[Figure content listings]
________________________

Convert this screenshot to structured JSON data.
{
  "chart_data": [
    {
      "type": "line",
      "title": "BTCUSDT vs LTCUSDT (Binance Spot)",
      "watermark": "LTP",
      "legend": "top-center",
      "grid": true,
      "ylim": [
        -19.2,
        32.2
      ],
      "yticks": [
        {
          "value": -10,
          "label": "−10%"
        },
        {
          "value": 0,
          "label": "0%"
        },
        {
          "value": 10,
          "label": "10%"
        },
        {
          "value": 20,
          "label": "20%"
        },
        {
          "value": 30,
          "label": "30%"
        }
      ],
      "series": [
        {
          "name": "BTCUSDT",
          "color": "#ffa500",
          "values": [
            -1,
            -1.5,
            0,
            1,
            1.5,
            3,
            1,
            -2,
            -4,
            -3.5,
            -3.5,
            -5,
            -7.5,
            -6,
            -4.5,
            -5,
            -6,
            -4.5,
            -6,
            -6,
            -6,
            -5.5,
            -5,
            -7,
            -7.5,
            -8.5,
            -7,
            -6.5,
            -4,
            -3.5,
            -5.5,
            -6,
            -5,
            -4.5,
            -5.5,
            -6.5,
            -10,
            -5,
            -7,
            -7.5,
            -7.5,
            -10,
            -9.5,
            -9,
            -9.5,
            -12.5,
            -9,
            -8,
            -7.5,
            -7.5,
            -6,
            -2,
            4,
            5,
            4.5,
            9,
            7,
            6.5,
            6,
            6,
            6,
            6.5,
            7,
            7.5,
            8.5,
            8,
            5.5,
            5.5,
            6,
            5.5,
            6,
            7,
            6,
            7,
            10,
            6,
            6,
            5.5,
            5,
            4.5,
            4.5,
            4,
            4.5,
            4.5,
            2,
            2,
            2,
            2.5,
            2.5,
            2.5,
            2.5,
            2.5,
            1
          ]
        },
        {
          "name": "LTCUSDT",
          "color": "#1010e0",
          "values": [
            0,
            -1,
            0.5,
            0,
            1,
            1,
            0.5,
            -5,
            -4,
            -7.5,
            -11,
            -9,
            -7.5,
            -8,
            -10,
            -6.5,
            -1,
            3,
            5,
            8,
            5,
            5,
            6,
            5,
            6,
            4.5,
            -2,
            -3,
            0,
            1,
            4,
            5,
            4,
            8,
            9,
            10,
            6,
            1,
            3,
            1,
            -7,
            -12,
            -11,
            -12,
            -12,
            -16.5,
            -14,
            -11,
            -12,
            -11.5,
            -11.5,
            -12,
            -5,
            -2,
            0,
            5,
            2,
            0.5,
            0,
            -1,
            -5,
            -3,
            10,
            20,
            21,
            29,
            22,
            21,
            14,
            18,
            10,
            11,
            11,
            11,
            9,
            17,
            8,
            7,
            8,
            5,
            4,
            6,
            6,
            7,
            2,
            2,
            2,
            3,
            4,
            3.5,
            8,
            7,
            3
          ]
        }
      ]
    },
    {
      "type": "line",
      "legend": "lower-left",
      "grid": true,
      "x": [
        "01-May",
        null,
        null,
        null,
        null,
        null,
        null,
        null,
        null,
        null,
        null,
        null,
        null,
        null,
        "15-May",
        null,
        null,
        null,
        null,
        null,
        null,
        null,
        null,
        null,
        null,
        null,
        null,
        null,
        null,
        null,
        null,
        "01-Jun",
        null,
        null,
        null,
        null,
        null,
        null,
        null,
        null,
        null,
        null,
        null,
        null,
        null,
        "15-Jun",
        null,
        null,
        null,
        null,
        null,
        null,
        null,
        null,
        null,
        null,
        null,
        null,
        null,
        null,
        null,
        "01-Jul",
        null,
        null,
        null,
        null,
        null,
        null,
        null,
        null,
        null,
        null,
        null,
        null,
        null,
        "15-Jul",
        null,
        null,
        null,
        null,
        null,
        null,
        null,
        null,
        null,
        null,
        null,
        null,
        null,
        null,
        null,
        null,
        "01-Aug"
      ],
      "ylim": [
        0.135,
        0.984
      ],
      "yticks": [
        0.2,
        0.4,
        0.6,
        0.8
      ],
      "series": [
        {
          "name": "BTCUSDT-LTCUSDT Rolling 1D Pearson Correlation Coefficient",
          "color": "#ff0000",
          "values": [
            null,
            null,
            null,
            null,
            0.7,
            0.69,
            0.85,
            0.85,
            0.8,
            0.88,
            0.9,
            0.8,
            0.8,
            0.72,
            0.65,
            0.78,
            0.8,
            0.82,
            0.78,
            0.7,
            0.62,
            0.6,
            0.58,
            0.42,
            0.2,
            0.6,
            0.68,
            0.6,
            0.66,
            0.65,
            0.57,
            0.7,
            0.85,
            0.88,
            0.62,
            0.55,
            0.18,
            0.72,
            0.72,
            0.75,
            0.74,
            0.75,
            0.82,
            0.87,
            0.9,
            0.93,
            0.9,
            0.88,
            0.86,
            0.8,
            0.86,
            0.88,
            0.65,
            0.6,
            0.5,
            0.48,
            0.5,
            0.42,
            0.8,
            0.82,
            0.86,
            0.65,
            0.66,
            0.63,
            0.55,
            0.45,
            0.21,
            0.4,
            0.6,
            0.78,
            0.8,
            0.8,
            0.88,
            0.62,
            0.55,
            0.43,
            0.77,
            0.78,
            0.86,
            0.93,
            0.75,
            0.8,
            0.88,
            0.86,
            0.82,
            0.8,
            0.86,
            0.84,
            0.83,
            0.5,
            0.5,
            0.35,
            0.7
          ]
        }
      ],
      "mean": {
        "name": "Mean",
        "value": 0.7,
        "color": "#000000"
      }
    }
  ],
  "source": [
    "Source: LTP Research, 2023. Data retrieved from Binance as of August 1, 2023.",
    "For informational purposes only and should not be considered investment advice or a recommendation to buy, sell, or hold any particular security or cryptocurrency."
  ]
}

________________________

**EXERCISE DIRECTIONS:**
Every record above needs to be repeated word for word.

**THE REPLY:**
Convert this screenshot to structured JSON data.
{
  "chart_data": [
    {
      "type": "line",
      "title": "BTCUSDT vs LTCUSDT (Binance Spot)",
      "watermark": "LTP",
      "legend": "top-center",
      "grid": true,
      "ylim": [
        -19.2,
        32.2
      ],
      "yticks": [
        {
          "value": -10,
          "label": "−10%"
        },
        {
          "value": 0,
          "label": "0%"
        },
        {
          "value": 10,
          "label": "10%"
        },
        {
          "value": 20,
          "label": "20%"
        },
        {
          "value": 30,
          "label": "30%"
        }
      ],
      "series": [
        {
          "name": "BTCUSDT",
          "color": "#ffa500",
          "values": [
            -1,
            -1.5,
            0,
            1,
            1.5,
            3,
            1,
            -2,
            -4,
            -3.5,
            -3.5,
            -5,
            -7.5,
            -6,
            -4.5,
            -5,
            -6,
            -4.5,
            -6,
            -6,
            -6,
            -5.5,
            -5,
            -7,
            -7.5,
            -8.5,
            -7,
            -6.5,
            -4,
            -3.5,
            -5.5,
            -6,
            -5,
            -4.5,
            -5.5,
            -6.5,
            -10,
            -5,
            -7,
            -7.5,
            -7.5,
            -10,
            -9.5,
            -9,
            -9.5,
            -12.5,
            -9,
            -8,
            -7.5,
            -7.5,
            -6,
            -2,
            4,
            5,
            4.5,
            9,
            7,
            6.5,
            6,
            6,
            6,
            6.5,
            7,
            7.5,
            8.5,
            8,
            5.5,
            5.5,
            6,
            5.5,
            6,
            7,
            6,
            7,
            10,
            6,
            6,
            5.5,
            5,
            4.5,
            4.5,
            4,
            4.5,
            4.5,
            2,
            2,
            2,
            2.5,
            2.5,
            2.5,
            2.5,
            2.5,
            1
          ]
        },
        {
          "name": "LTCUSDT",
          "color": "#1010e0",
          "values": [
            0,
            -1,
            0.5,
            0,
            1,
            1,
            0.5,
            -5,
            -4,
            -7.5,
            -11,
            -9,
            -7.5,
            -8,
            -10,
            -6.5,
            -1,
            3,
            5,
            8,
            5,
            5,
            6,
            5,
            6,
            4.5,
            -2,
            -3,
            0,
            1,
            4,
            5,
            4,
            8,
            9,
            10,
            6,
            1,
            3,
            1,
            -7,
            -12,
            -11,
            -12,
            -12,
            -16.5,
            -14,
            -11,
            -12,
            -11.5,
            -11.5,
            -12,
            -5,
            -2,
            0,
            5,
            2,
            0.5,
            0,
            -1,
            -5,
            -3,
            10,
            20,
            21,
            29,
            22,
            21,
            14,
            18,
            10,
            11,
            11,
            11,
            9,
            17,
            8,
            7,
            8,
            5,
            4,
            6,
            6,
            7,
            2,
            2,
            2,
            3,
            4,
            3.5,
            8,
            7,
            3
          ]
        }
      ]
    },
    {
      "type": "line",
      "legend": "lower-left",
      "grid": true,
      "x": [
        "01-May",
        null,
        null,
        null,
        null,
        null,
        null,
        null,
        null,
        null,
        null,
        null,
        null,
        null,
        "15-May",
        null,
        null,
        null,
        null,
        null,
        null,
        null,
        null,
        null,
        null,
        null,
        null,
        null,
        null,
        null,
        null,
        "01-Jun",
        null,
        null,
        null,
        null,
        null,
        null,
        null,
        null,
        null,
        null,
        null,
        null,
        null,
        "15-Jun",
        null,
        null,
        null,
        null,
        null,
        null,
        null,
        null,
        null,
        null,
        null,
        null,
        null,
        null,
        null,
        "01-Jul",
        null,
        null,
        null,
        null,
        null,
        null,
        null,
        null,
        null,
        null,
        null,
        null,
        null,
        "15-Jul",
        null,
        null,
        null,
        null,
        null,
        null,
        null,
        null,
        null,
        null,
        null,
        null,
        null,
        null,
        null,
        null,
        "01-Aug"
      ],
      "ylim": [
        0.135,
        0.984
      ],
      "yticks": [
        0.2,
        0.4,
        0.6,
        0.8
      ],
      "series": [
        {
          "name": "BTCUSDT-LTCUSDT Rolling 1D Pearson Correlation Coefficient",
          "color": "#ff0000",
          "values": [
            null,
            null,
            null,
            null,
            0.7,
            0.69,
            0.85,
            0.85,
            0.8,
            0.88,
            0.9,
            0.8,
            0.8,
            0.72,
            0.65,
            0.78,
            0.8,
            0.82,
            0.78,
            0.7,
            0.62,
            0.6,
            0.58,
            0.42,
            0.2,
            0.6,
            0.68,
            0.6,
            0.66,
            0.65,
            0.57,
            0.7,
            0.85,
            0.88,
            0.62,
            0.55,
            0.18,
            0.72,
            0.72,
            0.75,
            0.74,
            0.75,
            0.82,
            0.87,
            0.9,
            0.93,
            0.9,
            0.88,
            0.86,
            0.8,
            0.86,
            0.88,
            0.65,
            0.6,
            0.5,
            0.48,
            0.5,
            0.42,
            0.8,
            0.82,
            0.86,
            0.65,
            0.66,
            0.63,
            0.55,
            0.45,
            0.21,
            0.4,
            0.6,
            0.78,
            0.8,
            0.8,
            0.88,
            0.62,
            0.55,
            0.43,
            0.77,
            0.78,
            0.86,
            0.93,
            0.75,
            0.8,
            0.88,
            0.86,
            0.82,
            0.8,
            0.86,
            0.84,
            0.83,
            0.5,
            0.5,
            0.35,
            0.7
          ]
        }
      ],
      "mean": {
        "name": "Mean",
        "value": 0.7,
        "color": "#000000"
      }
    }
  ],
  "source": [
    "Source: LTP Research, 2023. Data retrieved from Binance as of August 1, 2023.",
    "For informational purposes only and should not be considered investment advice or a recommendation to buy, sell, or hold any particular security or cryptocurrency."
  ]
}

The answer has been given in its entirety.